** BEGIN Entries supplied **

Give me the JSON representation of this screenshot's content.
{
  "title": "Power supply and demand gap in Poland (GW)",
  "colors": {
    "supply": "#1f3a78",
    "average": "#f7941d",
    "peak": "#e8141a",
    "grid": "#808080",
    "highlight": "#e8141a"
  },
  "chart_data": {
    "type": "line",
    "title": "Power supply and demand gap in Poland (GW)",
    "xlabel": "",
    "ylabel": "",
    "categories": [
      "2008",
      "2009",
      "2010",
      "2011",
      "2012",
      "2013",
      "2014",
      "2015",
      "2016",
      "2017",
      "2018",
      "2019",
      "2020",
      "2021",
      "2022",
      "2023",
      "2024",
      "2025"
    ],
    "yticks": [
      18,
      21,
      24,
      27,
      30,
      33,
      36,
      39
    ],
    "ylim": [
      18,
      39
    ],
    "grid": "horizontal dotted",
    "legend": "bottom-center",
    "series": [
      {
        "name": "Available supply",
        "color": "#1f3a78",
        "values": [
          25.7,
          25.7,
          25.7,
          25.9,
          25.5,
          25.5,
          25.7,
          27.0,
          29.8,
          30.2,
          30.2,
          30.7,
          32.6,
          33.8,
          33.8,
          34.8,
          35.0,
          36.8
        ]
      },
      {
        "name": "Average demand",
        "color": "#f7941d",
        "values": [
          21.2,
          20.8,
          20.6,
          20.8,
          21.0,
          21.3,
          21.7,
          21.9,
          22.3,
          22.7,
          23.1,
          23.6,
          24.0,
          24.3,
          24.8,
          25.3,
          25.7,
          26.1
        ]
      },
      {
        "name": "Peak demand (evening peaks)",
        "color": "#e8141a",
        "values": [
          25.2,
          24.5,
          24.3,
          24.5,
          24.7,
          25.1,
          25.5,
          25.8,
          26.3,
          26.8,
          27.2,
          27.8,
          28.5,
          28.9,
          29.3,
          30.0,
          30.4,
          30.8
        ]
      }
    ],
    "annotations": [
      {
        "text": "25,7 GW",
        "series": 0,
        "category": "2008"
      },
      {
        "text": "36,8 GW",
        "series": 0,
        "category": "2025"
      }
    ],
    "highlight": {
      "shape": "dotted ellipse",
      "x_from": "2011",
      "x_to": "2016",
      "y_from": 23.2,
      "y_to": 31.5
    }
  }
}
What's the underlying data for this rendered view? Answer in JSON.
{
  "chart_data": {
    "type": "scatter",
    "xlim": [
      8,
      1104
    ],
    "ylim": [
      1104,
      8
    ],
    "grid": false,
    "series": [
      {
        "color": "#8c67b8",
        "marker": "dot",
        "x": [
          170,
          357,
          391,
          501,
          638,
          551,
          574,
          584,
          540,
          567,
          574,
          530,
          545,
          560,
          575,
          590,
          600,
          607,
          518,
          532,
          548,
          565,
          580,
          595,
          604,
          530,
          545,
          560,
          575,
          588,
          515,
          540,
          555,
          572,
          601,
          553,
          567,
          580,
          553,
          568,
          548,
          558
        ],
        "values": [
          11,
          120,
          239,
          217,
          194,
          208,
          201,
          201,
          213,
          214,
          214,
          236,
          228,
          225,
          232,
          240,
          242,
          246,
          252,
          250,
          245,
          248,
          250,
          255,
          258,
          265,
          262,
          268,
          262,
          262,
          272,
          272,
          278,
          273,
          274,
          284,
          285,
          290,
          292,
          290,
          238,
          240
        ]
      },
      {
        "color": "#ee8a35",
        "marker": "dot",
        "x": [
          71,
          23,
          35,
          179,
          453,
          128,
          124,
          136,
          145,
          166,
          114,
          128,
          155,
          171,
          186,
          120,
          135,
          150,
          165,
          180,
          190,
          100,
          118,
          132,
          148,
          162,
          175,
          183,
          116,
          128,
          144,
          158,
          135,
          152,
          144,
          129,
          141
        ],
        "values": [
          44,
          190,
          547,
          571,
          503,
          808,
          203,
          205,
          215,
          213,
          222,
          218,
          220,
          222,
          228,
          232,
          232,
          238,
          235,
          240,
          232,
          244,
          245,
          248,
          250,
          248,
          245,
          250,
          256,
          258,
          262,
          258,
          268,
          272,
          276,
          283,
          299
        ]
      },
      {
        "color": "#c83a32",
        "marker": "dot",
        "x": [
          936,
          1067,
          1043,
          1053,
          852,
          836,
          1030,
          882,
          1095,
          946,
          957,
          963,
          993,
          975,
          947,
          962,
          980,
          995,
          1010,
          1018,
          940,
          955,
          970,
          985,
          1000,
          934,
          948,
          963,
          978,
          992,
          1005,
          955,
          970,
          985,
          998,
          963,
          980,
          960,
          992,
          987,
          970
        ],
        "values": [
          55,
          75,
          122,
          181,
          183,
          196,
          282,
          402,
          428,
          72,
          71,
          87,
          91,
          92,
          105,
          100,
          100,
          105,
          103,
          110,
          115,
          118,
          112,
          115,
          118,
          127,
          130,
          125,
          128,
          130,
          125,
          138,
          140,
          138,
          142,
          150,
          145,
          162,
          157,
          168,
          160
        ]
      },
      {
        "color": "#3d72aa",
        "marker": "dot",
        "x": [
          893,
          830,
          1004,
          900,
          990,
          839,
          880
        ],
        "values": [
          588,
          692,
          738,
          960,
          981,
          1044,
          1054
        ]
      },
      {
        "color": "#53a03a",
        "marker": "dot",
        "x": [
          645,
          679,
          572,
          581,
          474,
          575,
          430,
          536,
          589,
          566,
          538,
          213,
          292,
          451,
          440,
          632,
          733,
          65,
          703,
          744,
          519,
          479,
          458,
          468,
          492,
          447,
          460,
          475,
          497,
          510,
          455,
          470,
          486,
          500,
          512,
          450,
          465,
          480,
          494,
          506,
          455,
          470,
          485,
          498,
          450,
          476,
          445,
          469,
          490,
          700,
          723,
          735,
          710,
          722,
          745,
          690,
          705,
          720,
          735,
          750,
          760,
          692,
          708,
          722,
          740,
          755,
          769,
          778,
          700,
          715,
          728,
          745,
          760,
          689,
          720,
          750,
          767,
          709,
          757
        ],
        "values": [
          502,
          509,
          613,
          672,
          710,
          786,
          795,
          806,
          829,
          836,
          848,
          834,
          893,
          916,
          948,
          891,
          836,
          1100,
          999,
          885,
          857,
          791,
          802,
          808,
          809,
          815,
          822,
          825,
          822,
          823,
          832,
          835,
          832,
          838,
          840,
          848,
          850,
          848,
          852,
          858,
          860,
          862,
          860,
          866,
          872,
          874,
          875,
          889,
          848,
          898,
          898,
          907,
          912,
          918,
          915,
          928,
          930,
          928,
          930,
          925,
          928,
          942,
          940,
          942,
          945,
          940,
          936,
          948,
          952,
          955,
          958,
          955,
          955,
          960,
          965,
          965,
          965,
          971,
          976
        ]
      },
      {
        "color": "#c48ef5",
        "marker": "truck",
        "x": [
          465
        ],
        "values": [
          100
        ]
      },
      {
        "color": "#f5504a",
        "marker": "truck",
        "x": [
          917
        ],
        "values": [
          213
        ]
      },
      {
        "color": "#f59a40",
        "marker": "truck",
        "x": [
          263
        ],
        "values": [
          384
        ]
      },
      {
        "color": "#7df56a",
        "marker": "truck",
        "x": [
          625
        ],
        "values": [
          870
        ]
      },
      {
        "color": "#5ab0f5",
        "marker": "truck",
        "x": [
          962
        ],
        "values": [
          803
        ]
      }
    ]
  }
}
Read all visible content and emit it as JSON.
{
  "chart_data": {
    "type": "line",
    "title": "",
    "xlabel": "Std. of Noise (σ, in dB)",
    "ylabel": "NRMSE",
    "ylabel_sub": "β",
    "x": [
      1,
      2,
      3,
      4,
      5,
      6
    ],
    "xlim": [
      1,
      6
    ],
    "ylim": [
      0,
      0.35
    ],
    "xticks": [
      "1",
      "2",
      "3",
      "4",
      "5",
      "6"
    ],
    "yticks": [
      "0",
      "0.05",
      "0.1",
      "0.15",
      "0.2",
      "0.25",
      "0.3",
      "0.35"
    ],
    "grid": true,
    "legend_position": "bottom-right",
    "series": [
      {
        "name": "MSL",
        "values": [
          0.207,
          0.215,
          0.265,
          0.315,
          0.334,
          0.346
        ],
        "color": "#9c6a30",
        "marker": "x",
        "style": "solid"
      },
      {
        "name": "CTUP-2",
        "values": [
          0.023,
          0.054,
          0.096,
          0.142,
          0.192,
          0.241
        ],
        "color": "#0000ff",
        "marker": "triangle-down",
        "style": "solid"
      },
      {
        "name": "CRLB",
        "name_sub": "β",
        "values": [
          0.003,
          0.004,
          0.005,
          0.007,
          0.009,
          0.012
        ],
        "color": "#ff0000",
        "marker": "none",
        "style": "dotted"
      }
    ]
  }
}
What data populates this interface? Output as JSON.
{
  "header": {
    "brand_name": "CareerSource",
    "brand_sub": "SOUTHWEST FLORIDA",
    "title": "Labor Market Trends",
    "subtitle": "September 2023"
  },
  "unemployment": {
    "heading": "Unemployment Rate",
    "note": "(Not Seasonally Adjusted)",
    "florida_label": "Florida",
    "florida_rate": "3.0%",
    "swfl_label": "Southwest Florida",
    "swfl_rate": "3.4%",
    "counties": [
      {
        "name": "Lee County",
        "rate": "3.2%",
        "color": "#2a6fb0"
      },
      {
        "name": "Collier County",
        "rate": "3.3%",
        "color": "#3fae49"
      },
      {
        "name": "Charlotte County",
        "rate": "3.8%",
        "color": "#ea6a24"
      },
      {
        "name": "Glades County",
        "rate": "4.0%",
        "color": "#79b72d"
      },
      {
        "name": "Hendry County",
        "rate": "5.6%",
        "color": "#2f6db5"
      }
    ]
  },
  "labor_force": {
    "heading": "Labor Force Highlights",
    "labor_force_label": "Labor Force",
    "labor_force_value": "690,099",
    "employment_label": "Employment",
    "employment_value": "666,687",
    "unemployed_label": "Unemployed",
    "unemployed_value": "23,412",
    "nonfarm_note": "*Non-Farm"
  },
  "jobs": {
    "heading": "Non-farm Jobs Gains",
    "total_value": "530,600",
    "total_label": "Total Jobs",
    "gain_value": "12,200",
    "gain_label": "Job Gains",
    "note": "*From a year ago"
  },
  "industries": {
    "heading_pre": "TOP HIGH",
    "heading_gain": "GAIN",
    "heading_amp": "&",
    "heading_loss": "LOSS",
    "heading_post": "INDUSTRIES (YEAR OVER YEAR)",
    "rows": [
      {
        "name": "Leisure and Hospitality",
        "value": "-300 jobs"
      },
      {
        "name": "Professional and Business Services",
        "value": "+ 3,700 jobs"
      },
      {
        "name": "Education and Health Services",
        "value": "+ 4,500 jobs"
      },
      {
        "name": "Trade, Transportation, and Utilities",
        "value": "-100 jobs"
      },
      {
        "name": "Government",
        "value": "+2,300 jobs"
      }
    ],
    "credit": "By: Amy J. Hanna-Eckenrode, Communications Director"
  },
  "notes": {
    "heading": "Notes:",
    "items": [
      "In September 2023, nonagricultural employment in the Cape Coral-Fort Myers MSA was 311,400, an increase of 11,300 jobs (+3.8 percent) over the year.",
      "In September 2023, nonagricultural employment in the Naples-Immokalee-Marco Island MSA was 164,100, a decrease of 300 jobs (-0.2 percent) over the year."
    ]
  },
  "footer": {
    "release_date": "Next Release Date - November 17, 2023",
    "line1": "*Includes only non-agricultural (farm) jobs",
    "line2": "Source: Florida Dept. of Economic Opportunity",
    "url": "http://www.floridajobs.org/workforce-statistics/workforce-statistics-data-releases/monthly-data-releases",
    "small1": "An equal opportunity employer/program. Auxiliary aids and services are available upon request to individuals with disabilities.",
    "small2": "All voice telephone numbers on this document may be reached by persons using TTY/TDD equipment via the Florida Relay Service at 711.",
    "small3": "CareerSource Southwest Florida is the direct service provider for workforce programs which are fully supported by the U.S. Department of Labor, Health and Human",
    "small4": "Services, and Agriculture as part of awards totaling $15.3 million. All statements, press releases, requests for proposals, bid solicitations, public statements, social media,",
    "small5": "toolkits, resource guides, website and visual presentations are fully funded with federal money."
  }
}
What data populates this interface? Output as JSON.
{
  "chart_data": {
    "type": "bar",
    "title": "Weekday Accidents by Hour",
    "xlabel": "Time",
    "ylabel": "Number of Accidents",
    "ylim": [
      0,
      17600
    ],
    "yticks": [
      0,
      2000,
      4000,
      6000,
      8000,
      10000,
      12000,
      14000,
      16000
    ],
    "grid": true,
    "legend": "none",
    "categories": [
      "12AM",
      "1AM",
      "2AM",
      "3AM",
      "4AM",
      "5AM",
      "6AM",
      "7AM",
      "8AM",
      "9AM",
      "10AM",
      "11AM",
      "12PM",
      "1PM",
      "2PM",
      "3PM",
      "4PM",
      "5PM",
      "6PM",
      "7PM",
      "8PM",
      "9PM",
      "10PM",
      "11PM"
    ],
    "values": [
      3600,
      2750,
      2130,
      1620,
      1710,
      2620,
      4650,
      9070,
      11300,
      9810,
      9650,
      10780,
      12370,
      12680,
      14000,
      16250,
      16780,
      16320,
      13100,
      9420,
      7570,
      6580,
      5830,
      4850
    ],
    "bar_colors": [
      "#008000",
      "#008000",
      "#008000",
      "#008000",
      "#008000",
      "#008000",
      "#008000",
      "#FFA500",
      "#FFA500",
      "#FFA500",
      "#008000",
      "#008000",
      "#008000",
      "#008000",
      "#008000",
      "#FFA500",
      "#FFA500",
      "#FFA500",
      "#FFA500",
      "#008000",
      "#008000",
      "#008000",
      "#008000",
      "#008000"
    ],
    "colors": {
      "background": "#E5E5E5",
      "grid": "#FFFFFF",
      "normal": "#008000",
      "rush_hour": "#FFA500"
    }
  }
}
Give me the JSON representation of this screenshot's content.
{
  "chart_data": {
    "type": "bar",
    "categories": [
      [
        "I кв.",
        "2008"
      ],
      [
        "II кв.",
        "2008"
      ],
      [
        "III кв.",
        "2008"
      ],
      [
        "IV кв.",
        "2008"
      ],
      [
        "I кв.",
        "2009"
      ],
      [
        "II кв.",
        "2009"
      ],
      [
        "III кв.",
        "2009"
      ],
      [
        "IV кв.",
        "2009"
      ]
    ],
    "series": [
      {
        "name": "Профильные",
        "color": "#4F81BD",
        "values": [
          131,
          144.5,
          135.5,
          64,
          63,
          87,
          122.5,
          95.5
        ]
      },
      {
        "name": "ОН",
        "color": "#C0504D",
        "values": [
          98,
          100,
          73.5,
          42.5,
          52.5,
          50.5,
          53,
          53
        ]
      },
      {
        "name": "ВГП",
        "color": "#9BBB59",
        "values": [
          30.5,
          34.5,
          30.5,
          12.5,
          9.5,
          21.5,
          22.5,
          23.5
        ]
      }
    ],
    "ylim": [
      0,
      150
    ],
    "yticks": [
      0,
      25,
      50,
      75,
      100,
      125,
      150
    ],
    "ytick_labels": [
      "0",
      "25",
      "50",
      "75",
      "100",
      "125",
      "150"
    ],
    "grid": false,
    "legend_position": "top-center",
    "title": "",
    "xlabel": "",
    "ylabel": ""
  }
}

** END Entries supplied **

Task directions:
Go through the records and pull out each line that includes the word "Power".

Worked answer:
  "title": "Power supply and demand gap in Poland (GW)",
    "title": "Power supply and demand gap in Poland (GW)",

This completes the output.